— BEGIN Exercise inputs —

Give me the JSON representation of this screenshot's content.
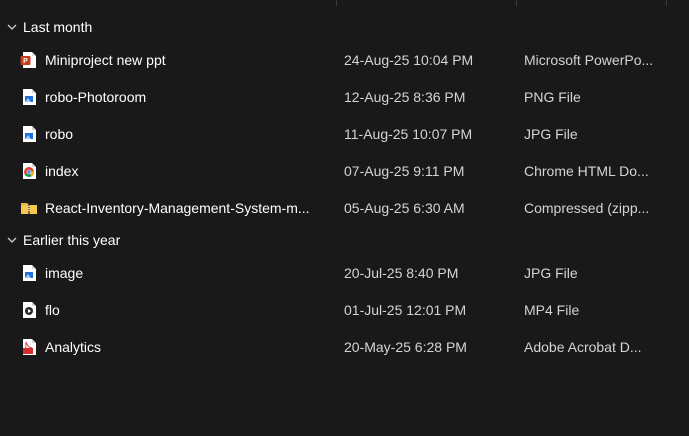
{
  "groups": [
    {
      "label": "Last month",
      "files": [
        {
          "name": "Miniproject new ppt",
          "date": "24-Aug-25 10:04 PM",
          "type": "Microsoft PowerPo...",
          "icon": "powerpoint-file-icon"
        },
        {
          "name": "robo-Photoroom",
          "date": "12-Aug-25 8:36 PM",
          "type": "PNG File",
          "icon": "image-file-icon"
        },
        {
          "name": "robo",
          "date": "11-Aug-25 10:07 PM",
          "type": "JPG File",
          "icon": "image-file-icon"
        },
        {
          "name": "index",
          "date": "07-Aug-25 9:11 PM",
          "type": "Chrome HTML Do...",
          "icon": "chrome-html-file-icon"
        },
        {
          "name": "React-Inventory-Management-System-m...",
          "date": "05-Aug-25 6:30 AM",
          "type": "Compressed (zipp...",
          "icon": "zip-folder-icon"
        }
      ]
    },
    {
      "label": "Earlier this year",
      "files": [
        {
          "name": "image",
          "date": "20-Jul-25 8:40 PM",
          "type": "JPG File",
          "icon": "image-file-icon"
        },
        {
          "name": "flo",
          "date": "01-Jul-25 12:01 PM",
          "type": "MP4 File",
          "icon": "video-file-icon"
        },
        {
          "name": "Analytics",
          "date": "20-May-25 6:28 PM",
          "type": "Adobe Acrobat D...",
          "icon": "pdf-file-icon"
        }
      ]
    }
  ],
  "colors": {
    "background": "#191919",
    "text": "#ffffff",
    "secondary_text": "#d4d4d4",
    "powerpoint": "#c43e1c",
    "pdf": "#d32f2f",
    "image_blue": "#1e6fd9",
    "zip_yellow": "#e8b640"
  }
}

— END Exercise inputs —

■ **Given task**: Leave images out of the retyped records; keep all else exact.

■ **Completed task**:
Give me the JSON representation of this screenshot's content.
{
  "groups": [
    {
      "label": "Last month",
      "files": [
        {
          "name": "Miniproject new ppt",
          "date": "24-Aug-25 10:04 PM",
          "type": "Microsoft PowerPo...",
          "icon": "powerpoint-file-icon"
        },
        {
          "name": "robo-Photoroom",
          "date": "12-Aug-25 8:36 PM",
          "type": "PNG File",
          "icon": "image-file-icon"
        },
        {
          "name": "robo",
          "date": "11-Aug-25 10:07 PM",
          "type": "JPG File",
          "icon": "image-file-icon"
        },
        {
          "name": "index",
          "date": "07-Aug-25 9:11 PM",
          "type": "Chrome HTML Do...",
          "icon": "chrome-html-file-icon"
        },
        {
          "name": "React-Inventory-Management-System-m...",
          "date": "05-Aug-25 6:30 AM",
          "type": "Compressed (zipp...",
          "icon": "zip-folder-icon"
        }
      ]
    },
    {
      "label": "Earlier this year",
      "files": [
        {
          "name": "image",
          "date": "20-Jul-25 8:40 PM",
          "type": "JPG File",
          "icon": "image-file-icon"
        },
        {
          "name": "flo",
          "date": "01-Jul-25 12:01 PM",
          "type": "MP4 File",
          "icon": "video-file-icon"
        },
        {
          "name": "Analytics",
          "date": "20-May-25 6:28 PM",
          "type": "Adobe Acrobat D...",
          "icon": "pdf-file-icon"
        }
      ]
    }
  ],
  "colors": {
    "background": "#191919",
    "text": "#ffffff",
    "secondary_text": "#d4d4d4",
    "powerpoint": "#c43e1c",
    "pdf": "#d32f2f",
    "image_blue": "#1e6fd9",
    "zip_yellow": "#e8b640"
  }
}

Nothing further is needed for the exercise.